**TASK OBJECTIVE**: Read the entries below and pull out each line with the string "absolutnej".

******************************

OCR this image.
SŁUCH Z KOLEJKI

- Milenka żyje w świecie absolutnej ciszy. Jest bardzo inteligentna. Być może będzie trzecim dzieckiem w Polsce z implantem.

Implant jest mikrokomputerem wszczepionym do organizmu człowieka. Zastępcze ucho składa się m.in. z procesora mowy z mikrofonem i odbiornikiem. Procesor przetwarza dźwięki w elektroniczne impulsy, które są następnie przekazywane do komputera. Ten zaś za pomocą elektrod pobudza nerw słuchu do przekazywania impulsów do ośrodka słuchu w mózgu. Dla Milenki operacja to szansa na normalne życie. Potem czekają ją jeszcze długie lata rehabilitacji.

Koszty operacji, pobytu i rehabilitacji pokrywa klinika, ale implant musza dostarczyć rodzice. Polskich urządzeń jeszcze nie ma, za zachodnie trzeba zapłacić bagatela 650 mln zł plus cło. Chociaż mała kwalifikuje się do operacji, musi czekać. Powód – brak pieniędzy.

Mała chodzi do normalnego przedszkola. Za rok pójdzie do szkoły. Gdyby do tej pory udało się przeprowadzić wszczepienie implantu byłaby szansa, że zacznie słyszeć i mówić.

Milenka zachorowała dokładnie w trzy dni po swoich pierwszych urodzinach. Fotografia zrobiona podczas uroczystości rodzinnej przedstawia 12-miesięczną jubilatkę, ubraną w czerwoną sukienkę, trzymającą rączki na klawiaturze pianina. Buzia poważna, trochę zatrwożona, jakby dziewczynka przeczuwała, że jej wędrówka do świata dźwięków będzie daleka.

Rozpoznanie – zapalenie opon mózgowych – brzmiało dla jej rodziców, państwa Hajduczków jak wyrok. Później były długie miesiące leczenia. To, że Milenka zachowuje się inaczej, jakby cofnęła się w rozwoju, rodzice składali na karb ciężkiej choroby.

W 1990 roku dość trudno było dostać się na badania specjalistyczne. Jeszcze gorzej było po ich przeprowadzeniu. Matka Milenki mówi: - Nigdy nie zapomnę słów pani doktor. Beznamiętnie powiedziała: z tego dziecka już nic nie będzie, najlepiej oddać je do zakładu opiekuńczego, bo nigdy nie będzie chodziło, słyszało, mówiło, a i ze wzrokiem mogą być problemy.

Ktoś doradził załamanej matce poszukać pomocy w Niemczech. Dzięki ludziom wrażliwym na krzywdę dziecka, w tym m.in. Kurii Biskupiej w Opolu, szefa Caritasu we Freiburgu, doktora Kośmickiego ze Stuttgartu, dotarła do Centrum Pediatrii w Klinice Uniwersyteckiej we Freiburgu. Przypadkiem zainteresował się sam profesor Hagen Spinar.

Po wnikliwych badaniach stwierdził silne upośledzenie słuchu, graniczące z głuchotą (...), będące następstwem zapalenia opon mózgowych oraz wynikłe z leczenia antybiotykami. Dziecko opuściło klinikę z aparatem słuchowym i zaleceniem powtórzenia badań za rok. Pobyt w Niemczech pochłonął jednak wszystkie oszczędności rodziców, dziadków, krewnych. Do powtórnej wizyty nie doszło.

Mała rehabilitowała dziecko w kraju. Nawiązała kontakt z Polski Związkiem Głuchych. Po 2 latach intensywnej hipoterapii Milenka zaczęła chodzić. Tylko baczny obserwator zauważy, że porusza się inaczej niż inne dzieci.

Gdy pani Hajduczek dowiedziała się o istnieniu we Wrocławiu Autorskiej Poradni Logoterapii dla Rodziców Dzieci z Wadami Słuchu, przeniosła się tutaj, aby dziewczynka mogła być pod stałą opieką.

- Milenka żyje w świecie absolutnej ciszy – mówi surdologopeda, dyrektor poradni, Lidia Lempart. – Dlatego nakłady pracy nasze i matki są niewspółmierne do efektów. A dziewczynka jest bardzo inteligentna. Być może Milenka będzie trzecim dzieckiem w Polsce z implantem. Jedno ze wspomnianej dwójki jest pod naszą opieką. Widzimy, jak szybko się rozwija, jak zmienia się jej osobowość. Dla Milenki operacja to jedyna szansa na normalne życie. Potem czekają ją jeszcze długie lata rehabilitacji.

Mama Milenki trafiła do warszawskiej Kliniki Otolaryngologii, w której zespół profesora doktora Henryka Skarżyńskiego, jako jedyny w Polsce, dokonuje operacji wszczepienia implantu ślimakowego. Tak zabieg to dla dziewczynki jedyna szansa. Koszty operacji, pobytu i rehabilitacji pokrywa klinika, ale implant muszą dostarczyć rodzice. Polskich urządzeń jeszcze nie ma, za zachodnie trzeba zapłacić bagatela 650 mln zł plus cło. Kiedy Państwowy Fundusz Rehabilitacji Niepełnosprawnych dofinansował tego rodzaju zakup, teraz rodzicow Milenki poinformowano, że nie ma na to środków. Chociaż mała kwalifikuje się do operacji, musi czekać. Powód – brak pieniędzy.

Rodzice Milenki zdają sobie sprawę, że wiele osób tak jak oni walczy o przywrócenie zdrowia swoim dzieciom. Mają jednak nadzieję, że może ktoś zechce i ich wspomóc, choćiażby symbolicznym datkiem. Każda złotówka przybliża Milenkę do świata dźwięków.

******************************

**RESPONSE TO THE EXERCISE**:
- Milenka żyje w świecie absolutnej ciszy. Jest bardzo inteligentna. Być może będzie trzecim dzieckiem w Polsce z implantem.
- Milenka żyje w świecie absolutnej ciszy – mówi surdologopeda, dyrektor poradni, Lidia Lempart. – Dlatego nakłady pracy nasze i matki są niewspółmierne do efektów. A dziewczynka jest bardzo inteligentna. Być może Milenka będzie trzecim dzieckiem w Polsce z implantem. Jedno ze wspomnianej dwójki jest pod naszą opieką. Widzimy, jak szybko się rozwija, jak zmienia się jej osobowość. Dla Milenki operacja to jedyna szansa na normalne życie. Potem czekają ją jeszcze długie lata rehabilitacji.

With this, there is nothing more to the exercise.